## TASK MATERIAL
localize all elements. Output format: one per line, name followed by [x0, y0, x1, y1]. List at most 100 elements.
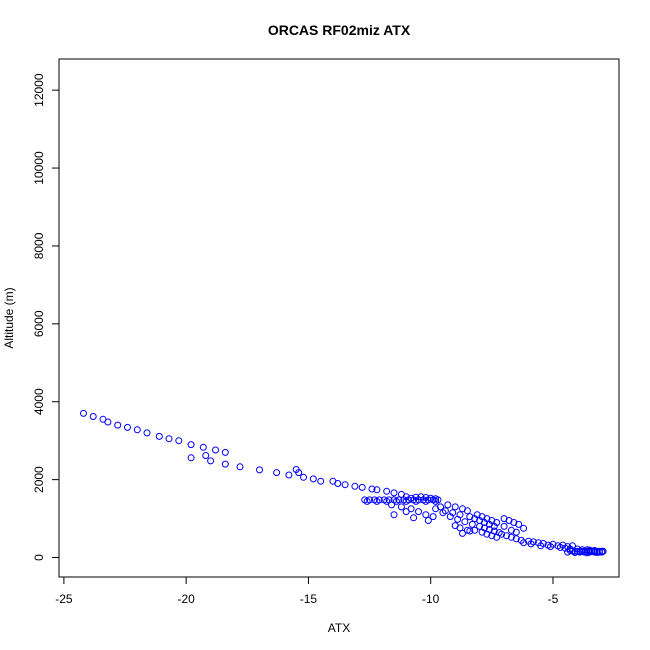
- data-point: [351, 482, 359, 490]
- data-point: [432, 505, 440, 513]
- data-point: [175, 437, 183, 445]
- data-point: [441, 507, 449, 515]
- data-point: [466, 527, 474, 535]
- y-tick-label: 8000: [32, 232, 46, 259]
- data-point: [285, 471, 293, 479]
- data-point: [520, 524, 528, 532]
- data-point: [368, 485, 376, 493]
- data-point: [564, 548, 572, 556]
- x-tick-label: -10: [422, 592, 440, 606]
- data-point: [383, 497, 391, 505]
- data-point: [451, 522, 459, 530]
- data-point: [393, 497, 400, 505]
- data-point: [104, 418, 112, 426]
- data-point: [507, 533, 515, 541]
- data-point: [358, 483, 366, 491]
- data-point: [498, 530, 506, 538]
- data-point: [583, 549, 591, 557]
- data-point: [410, 514, 418, 522]
- data-point: [444, 501, 452, 509]
- data-point: [527, 540, 535, 548]
- data-point: [537, 542, 545, 550]
- x-tick-label: -5: [548, 592, 559, 606]
- data-point: [221, 448, 229, 456]
- data-point: [468, 520, 476, 528]
- data-point: [202, 452, 210, 459]
- x-tick-label: -15: [300, 592, 318, 606]
- data-point: [463, 507, 471, 515]
- data-point: [515, 520, 523, 528]
- data-point: [207, 457, 215, 465]
- plot-frame: [58, 58, 620, 578]
- data-point: [317, 477, 325, 485]
- y-axis: 0 2000 4000 6000 8000 10000 12000: [32, 73, 59, 561]
- data-point: [199, 443, 207, 451]
- data-point: [390, 489, 398, 497]
- data-point: [517, 536, 525, 544]
- data-point: [432, 495, 440, 503]
- data-point: [236, 463, 244, 471]
- x-tick-label: -25: [55, 592, 73, 606]
- y-tick-label: 6000: [32, 310, 46, 337]
- data-point: [417, 493, 425, 501]
- y-tick-label: 12000: [32, 73, 46, 107]
- data-point: [412, 493, 420, 501]
- data-point: [363, 497, 371, 505]
- data-point: [424, 517, 432, 524]
- data-point: [273, 469, 281, 477]
- data-point: [456, 511, 464, 519]
- data-point: [520, 539, 528, 547]
- y-axis-label: Altitude (m): [2, 287, 16, 348]
- data-point: [133, 426, 141, 434]
- data-point: [256, 466, 263, 474]
- data-point: [422, 497, 430, 505]
- y-tick-label: 10000: [32, 151, 46, 185]
- data-point: [341, 481, 349, 489]
- data-point: [483, 530, 491, 538]
- data-point: [402, 508, 410, 516]
- data-point: [591, 548, 598, 556]
- data-point: [493, 533, 501, 541]
- data-point: [143, 429, 151, 437]
- data-point: [598, 548, 606, 556]
- data-point: [221, 460, 229, 468]
- data-point: [503, 532, 510, 540]
- data-point: [429, 513, 437, 521]
- data-points: [80, 409, 607, 557]
- data-point: [451, 503, 459, 511]
- data-point: [488, 532, 496, 540]
- data-point: [412, 497, 420, 505]
- data-point: [432, 497, 440, 505]
- data-point: [212, 446, 219, 454]
- data-point: [388, 501, 396, 509]
- data-point: [547, 543, 554, 551]
- data-point: [449, 509, 457, 517]
- data-point: [187, 441, 195, 449]
- x-tick-label: -20: [177, 592, 195, 606]
- data-point: [595, 548, 603, 556]
- data-point: [476, 522, 484, 530]
- data-point: [576, 548, 584, 556]
- data-point: [422, 511, 430, 519]
- x-axis-label: ATX: [328, 621, 350, 635]
- data-point: [402, 497, 410, 505]
- data-point: [427, 494, 435, 502]
- data-point: [89, 413, 97, 420]
- data-point: [295, 469, 303, 477]
- data-point: [556, 543, 564, 551]
- data-point: [500, 522, 508, 530]
- data-point: [373, 486, 381, 494]
- data-point: [415, 508, 422, 516]
- data-point: [390, 511, 398, 519]
- y-tick-label: 0: [32, 554, 46, 561]
- data-point: [300, 473, 307, 481]
- data-point: [80, 409, 87, 417]
- data-point: [571, 549, 579, 556]
- y-tick-label: 2000: [32, 466, 46, 493]
- data-point: [165, 435, 173, 443]
- data-point: [459, 529, 466, 537]
- data-point: [397, 503, 405, 511]
- data-point: [383, 487, 391, 495]
- data-point: [422, 494, 430, 501]
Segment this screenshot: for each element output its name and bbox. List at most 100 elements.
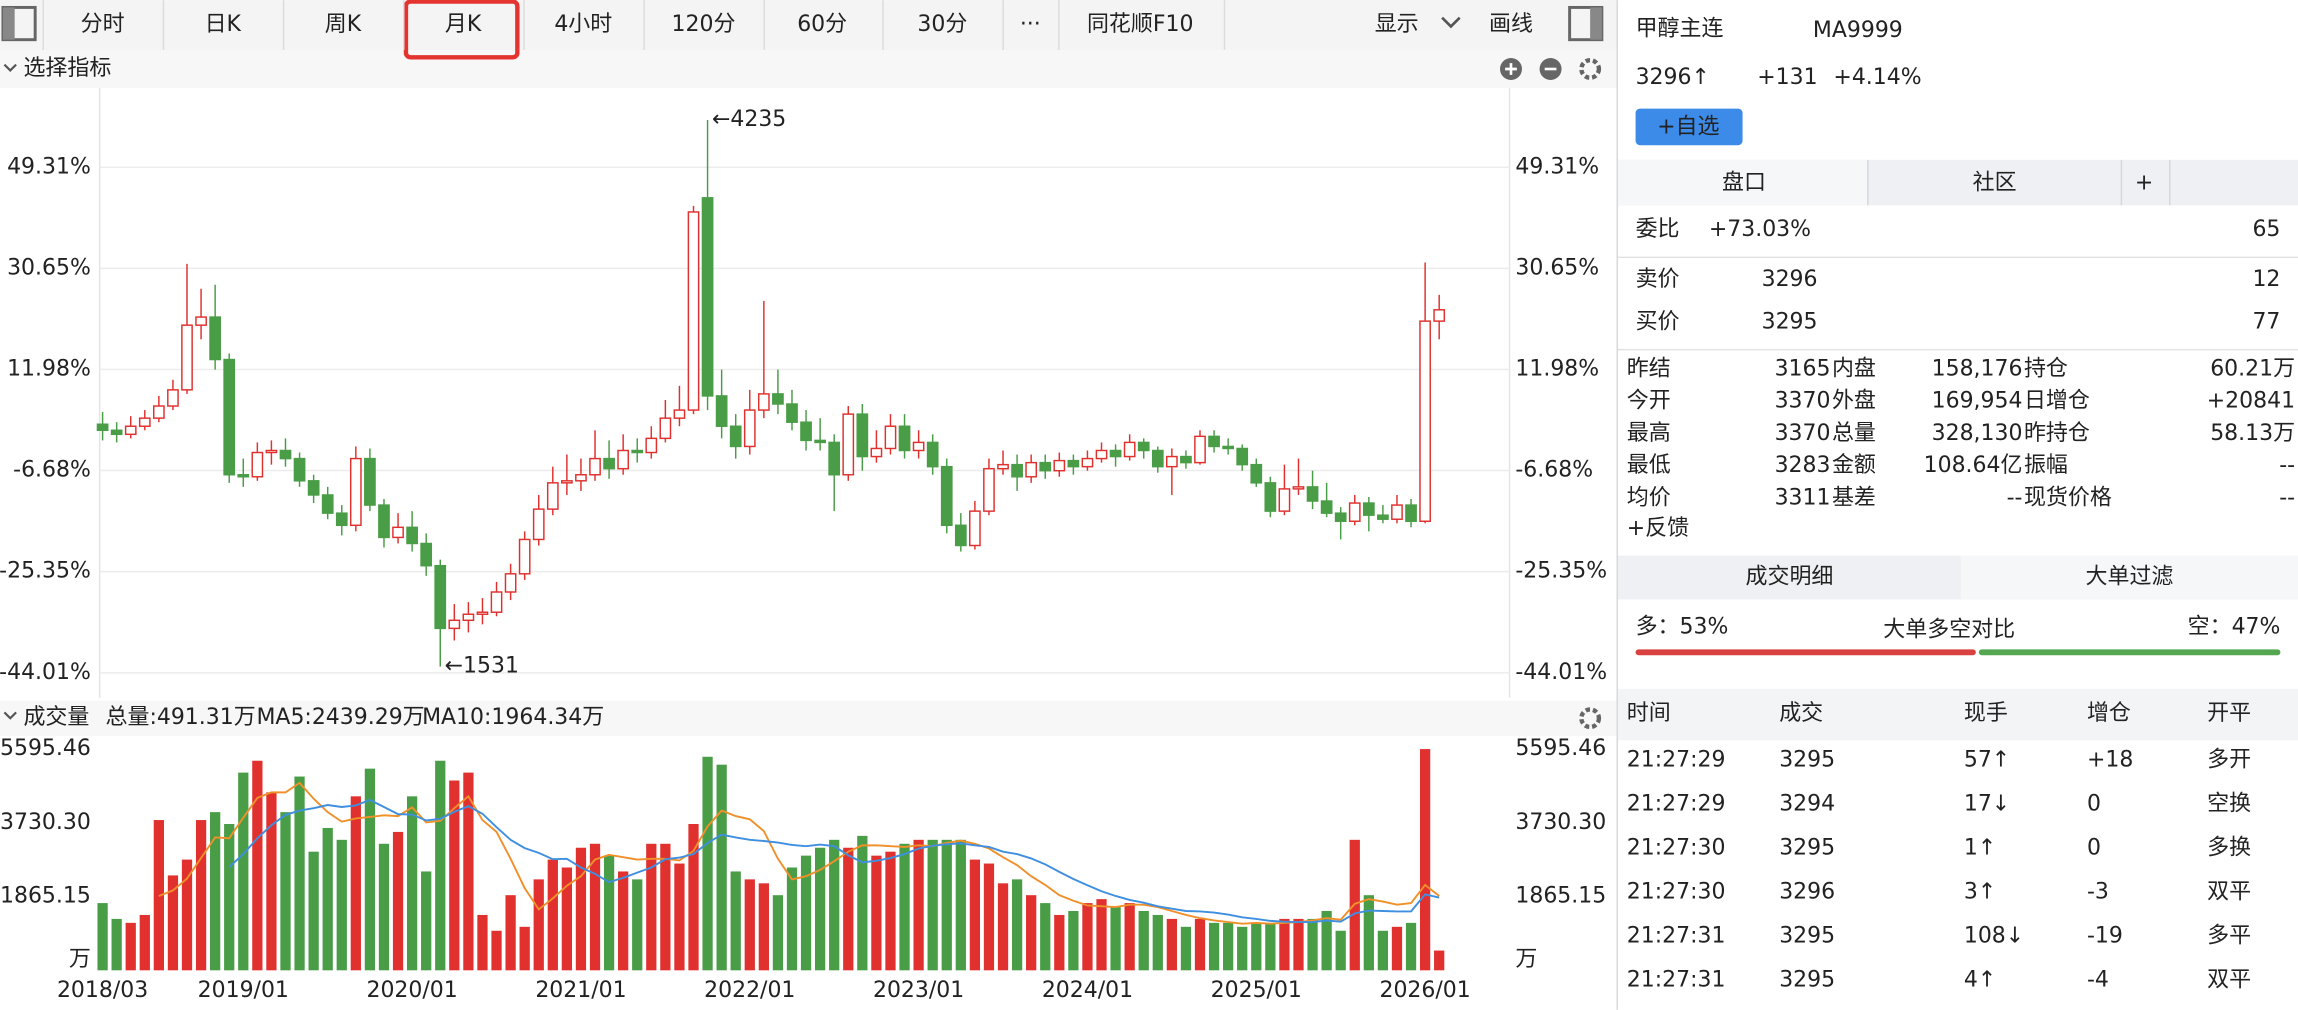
candle-body: [1151, 449, 1164, 468]
toolbar-tab[interactable]: ···: [1020, 12, 1041, 37]
stat-label: 持仓: [2024, 356, 2068, 381]
short-ratio: 空：47%: [2188, 614, 2281, 639]
x-tick-label: 2018/03: [57, 978, 148, 1003]
volume-bar: [266, 792, 277, 971]
x-tick-label: 2024/01: [1042, 978, 1133, 1003]
candle-body: [518, 538, 531, 575]
table-header: 时间: [1627, 701, 1671, 726]
volume-legend: 总量:491.31万: [106, 705, 256, 730]
candle-body: [1236, 447, 1249, 466]
volume-bar: [674, 863, 685, 971]
volume-bar: [955, 839, 966, 971]
table-header: 现手: [1964, 701, 2008, 726]
stat-label: 外盘: [1832, 389, 1876, 414]
candle-body: [715, 395, 728, 427]
toolbar-tab[interactable]: 月K: [445, 12, 482, 37]
trade-tab[interactable]: 成交明细: [1746, 565, 1834, 590]
candle-body: [237, 474, 250, 478]
candle-body: [603, 457, 615, 470]
watch-button[interactable]: [1635, 108, 1743, 146]
stat-label: 内盘: [1832, 356, 1876, 381]
toolbar-tab[interactable]: 日K: [205, 12, 242, 37]
candle-body: [940, 465, 953, 527]
candle-body: [912, 441, 925, 452]
price-change: +131: [1757, 65, 1817, 90]
candle-body: [307, 480, 320, 496]
toolbar-tab[interactable]: 4小时: [554, 12, 612, 37]
stat-label: 基差: [1832, 485, 1876, 510]
volume-bar: [378, 843, 390, 971]
toolbar-tab[interactable]: 30分: [917, 12, 967, 37]
candle-body: [532, 508, 545, 541]
collapse-icon[interactable]: [3, 711, 17, 720]
settings-icon[interactable]: [1579, 707, 1602, 730]
trade-cell: 空换: [2207, 792, 2251, 817]
y-tick-label: -25.35%: [0, 559, 91, 584]
volume-bar: [125, 922, 136, 971]
volume-bar: [1321, 911, 1332, 971]
volume-bar: [632, 879, 643, 971]
ma5-line: [158, 781, 1440, 925]
trade-cell: 21:27:29: [1627, 748, 1726, 773]
candle-body: [1377, 514, 1389, 520]
stat-value: 3165: [1775, 356, 1831, 381]
candle-body: [1348, 502, 1361, 522]
toolbar-tab[interactable]: 周K: [325, 12, 362, 37]
volume-bar: [589, 843, 601, 971]
volume-bar: [1152, 914, 1163, 971]
volume-bar: [449, 780, 460, 971]
indicator-select[interactable]: 选择指标: [23, 56, 111, 81]
candle-body: [124, 425, 137, 436]
book-qty: 77: [2252, 310, 2280, 335]
candle-body: [378, 504, 390, 539]
trade-cell: +18: [2087, 748, 2133, 773]
toolbar-tab[interactable]: 同花顺F10: [1087, 12, 1194, 37]
quote-tab[interactable]: +: [2135, 170, 2153, 195]
quote-tab[interactable]: 盘口: [1722, 170, 1766, 195]
trade-cell: 3296: [1779, 880, 1835, 905]
candle-body: [448, 619, 461, 630]
volume-bar: [406, 796, 418, 971]
trade-tab[interactable]: 大单过滤: [2086, 565, 2174, 590]
ratio-title: 大单多空对比: [1883, 617, 2015, 642]
volume-bar: [1251, 922, 1262, 971]
quote-tab[interactable]: 社区: [1973, 170, 2017, 195]
volume-bar: [280, 812, 291, 971]
feedback-link[interactable]: +反馈: [1627, 516, 1689, 541]
candle-body: [589, 457, 601, 476]
stat-value: 169,954: [1932, 389, 2023, 414]
volume-bar: [435, 760, 446, 971]
stat-label: 总量: [1832, 421, 1876, 446]
draw-tool[interactable]: 画线: [1489, 12, 1533, 37]
candle-body: [631, 449, 644, 454]
y-tick-label-right: 11.98%: [1515, 356, 1599, 381]
book-price: 3295: [1762, 310, 1818, 335]
watch-button-label[interactable]: +自选: [1657, 115, 1719, 140]
trade-cell: 1↑: [1964, 836, 1996, 861]
trade-cell: 21:27:30: [1627, 836, 1726, 861]
stat-value: --: [2007, 485, 2023, 510]
stat-value: 3370: [1775, 389, 1831, 414]
volume-bar: [1307, 918, 1318, 971]
book-label: 买价: [1636, 310, 1680, 335]
trade-cell: 多平: [2207, 924, 2251, 949]
settings-icon[interactable]: [1579, 58, 1602, 80]
candle-body: [279, 449, 292, 460]
display-menu[interactable]: 显示: [1375, 12, 1419, 37]
x-tick-label: 2025/01: [1211, 978, 1302, 1003]
candle-body: [1278, 488, 1291, 512]
collapse-icon[interactable]: [3, 63, 17, 73]
candle-body: [1039, 461, 1052, 472]
volume-bar: [885, 851, 896, 971]
volume-bar: [167, 875, 179, 971]
candle-body: [406, 526, 418, 545]
volume-bar: [1434, 950, 1445, 971]
stat-value: --: [2279, 485, 2295, 510]
toolbar-tab[interactable]: 分时: [81, 12, 125, 37]
y-tick-label-right: -25.35%: [1515, 559, 1607, 584]
toolbar-tab[interactable]: 120分: [672, 12, 736, 37]
toolbar-bg: [0, 0, 1617, 50]
toolbar-tab[interactable]: 60分: [797, 12, 847, 37]
candle-body: [926, 441, 939, 468]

## PROMPT
Copy the lines from the line with "- data-point: [351, 482, 359, 490]" to the line with "- data-point: [317, 477, 325, 485]" exactly as they are.

## COMPLETED EXERCISE
- data-point: [351, 482, 359, 490]
- data-point: [432, 505, 440, 513]
- data-point: [175, 437, 183, 445]
- data-point: [441, 507, 449, 515]
- data-point: [466, 527, 474, 535]
- y-tick-label: 8000: [32, 232, 46, 259]
- data-point: [285, 471, 293, 479]
- data-point: [520, 524, 528, 532]
- data-point: [368, 485, 376, 493]
- data-point: [564, 548, 572, 556]
- x-tick-label: -10: [422, 592, 440, 606]
- data-point: [383, 497, 391, 505]
- data-point: [451, 522, 459, 530]
- data-point: [393, 497, 400, 505]
- data-point: [104, 418, 112, 426]
- data-point: [507, 533, 515, 541]
- data-point: [358, 483, 366, 491]
- data-point: [498, 530, 506, 538]
- data-point: [583, 549, 591, 557]
- data-point: [410, 514, 418, 522]
- data-point: [444, 501, 452, 509]
- data-point: [527, 540, 535, 548]
- data-point: [537, 542, 545, 550]
- x-tick-label: -5: [548, 592, 559, 606]
- data-point: [221, 448, 229, 456]
- data-point: [468, 520, 476, 528]
- data-point: [202, 452, 210, 459]
- x-tick-label: -15: [300, 592, 318, 606]
- data-point: [463, 507, 471, 515]
- data-point: [515, 520, 523, 528]
- data-point: [207, 457, 215, 465]
- plot-frame: [58, 58, 620, 578]
- data-point: [317, 477, 325, 485]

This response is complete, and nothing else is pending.